### EXERCISE GOAL
Look below and pull out each line with the word "outcome".

##############################

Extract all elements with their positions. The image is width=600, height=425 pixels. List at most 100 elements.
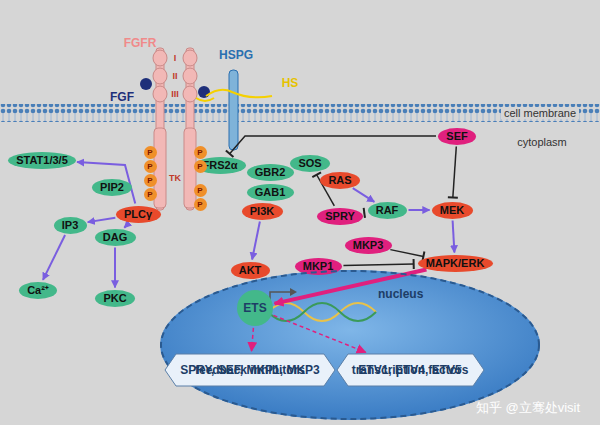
fgf-ligand [198, 86, 210, 98]
node-label: MKP3 [353, 239, 384, 252]
node-label: GBR2 [255, 166, 286, 179]
activation-arrow [114, 248, 116, 288]
phospho-circle: P [194, 198, 207, 211]
node-label: FRS2α [203, 159, 238, 172]
transcription-start [290, 288, 297, 296]
node-label: MAPK/ERK [426, 257, 485, 270]
heparan-sulfate [206, 90, 272, 98]
dna-strand [268, 303, 376, 321]
node-label: SPRY [325, 210, 355, 223]
node-body: SPRY, SEF, MKP1, MKP3 [180, 364, 320, 377]
cell-membrane [0, 104, 600, 122]
node-label: PIP2 [100, 181, 124, 194]
messenger-oval: DAG [95, 229, 136, 246]
node-label: P [197, 186, 202, 195]
node-label: DAG [103, 231, 127, 244]
node-label: SEF [446, 130, 467, 143]
adaptor-oval: GBR2 [247, 164, 294, 181]
nucleus-region: nucleusETSfeedback inhibitorsSPRY, SEF, … [160, 270, 540, 420]
inhibition-bar [312, 172, 321, 177]
node-label: RAF [376, 204, 399, 217]
activation-arrow [252, 328, 254, 351]
annotation-label: HSPG [219, 49, 253, 63]
node-label: P [197, 162, 202, 171]
phospho-circle: P [194, 184, 207, 197]
activation-arrow [353, 188, 375, 202]
node-label: IP3 [62, 219, 79, 232]
node-label: PLCγ [124, 208, 152, 221]
inhibition-bar [226, 151, 234, 158]
inhibition-bar [364, 208, 365, 218]
dna-strand [268, 303, 376, 321]
factor-circle: ETS [237, 290, 273, 326]
node-label: RAS [328, 174, 351, 187]
activation-arrow [453, 220, 455, 252]
node-label: P [197, 200, 202, 209]
adaptor-oval: GAB1 [247, 184, 294, 201]
kinase-oval: PI3K [242, 203, 283, 220]
node-label: GAB1 [255, 186, 286, 199]
inhibitor-oval: MKP3 [345, 237, 392, 254]
outcome-hexagon: feedback inhibitorsSPRY, SEF, MKP1, MKP3 [164, 353, 336, 387]
node-body: ETV1, ETV4, ETV5 [358, 364, 461, 377]
node-label: STAT1/3/5 [16, 154, 68, 167]
phospho-circle: P [144, 160, 157, 173]
kinase-oval: MEK [432, 202, 473, 219]
node-label: MEK [440, 204, 464, 217]
kinase-oval: MAPK/ERK [418, 255, 493, 272]
gtpase-oval: RAS [320, 172, 360, 189]
lipid-oval: PIP2 [92, 179, 132, 196]
inhibition-line [230, 136, 436, 154]
inhibitor-oval: SPRY [317, 208, 363, 225]
activation-arrow [409, 209, 430, 211]
annotation-label: TK [169, 173, 181, 183]
activation-arrow [274, 315, 366, 352]
nucleus-outline [160, 270, 540, 420]
phospho-circle: P [194, 146, 207, 159]
inhibition-line [453, 146, 456, 197]
inhibition-line [390, 250, 423, 257]
annotation-label: 知乎 @立骞处visit [476, 401, 580, 416]
activation-arrow [77, 162, 135, 203]
node-label: ETS [243, 302, 266, 315]
node-label: Ca²⁺ [27, 284, 49, 297]
node-label: P [147, 162, 152, 171]
fgf-receptor [153, 48, 197, 210]
node-label: P [147, 148, 152, 157]
enzyme-oval: PLCγ [116, 206, 161, 223]
annotation-label: II [172, 71, 177, 81]
inhibition-line [343, 264, 413, 266]
annotation-label: HS [282, 77, 299, 91]
node-label: P [147, 190, 152, 199]
messenger-oval: IP3 [54, 217, 87, 234]
nucleus-fill [160, 270, 540, 420]
node-label: SOS [298, 157, 321, 170]
adaptor-oval: SOS [290, 155, 330, 172]
annotation-label: FGFR [124, 37, 157, 51]
node-label: PKC [103, 292, 126, 305]
activation-arrow [124, 223, 128, 227]
hspg-rod [229, 70, 238, 150]
annotation-label: FGF [110, 91, 134, 105]
inhibition-bar [413, 259, 415, 269]
phospho-circle: P [194, 160, 207, 173]
ion-oval: Ca²⁺ [19, 282, 57, 299]
annotation-label: cell membrane [501, 107, 579, 120]
activation-arrow [43, 235, 65, 280]
activation-arrow [88, 218, 116, 222]
phospho-circle: P [144, 146, 157, 159]
kinase-oval: AKT [231, 262, 270, 279]
node-label: P [147, 176, 152, 185]
node-label: PI3K [250, 205, 274, 218]
annotation-label: III [171, 89, 179, 99]
kinase-oval: RAF [368, 202, 407, 219]
inhibition-bar [448, 196, 458, 199]
effector-oval: STAT1/3/5 [8, 152, 76, 169]
annotation-label: cytoplasm [517, 136, 567, 149]
outcome-hexagon: transcription factorsETV1, ETV4, ETV5 [336, 353, 485, 387]
phospho-circle: P [144, 188, 157, 201]
node-label: P [197, 148, 202, 157]
phospho-circle: P [144, 174, 157, 187]
heparan-sulfate [196, 98, 214, 101]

##############################

### TASK SOLUTION
outcome-hexagon: feedback inhibitorsSPRY, SEF, MKP1, MKP3 [164, 353, 336, 387]
outcome-hexagon: transcription factorsETV1, ETV4, ETV5 [336, 353, 485, 387]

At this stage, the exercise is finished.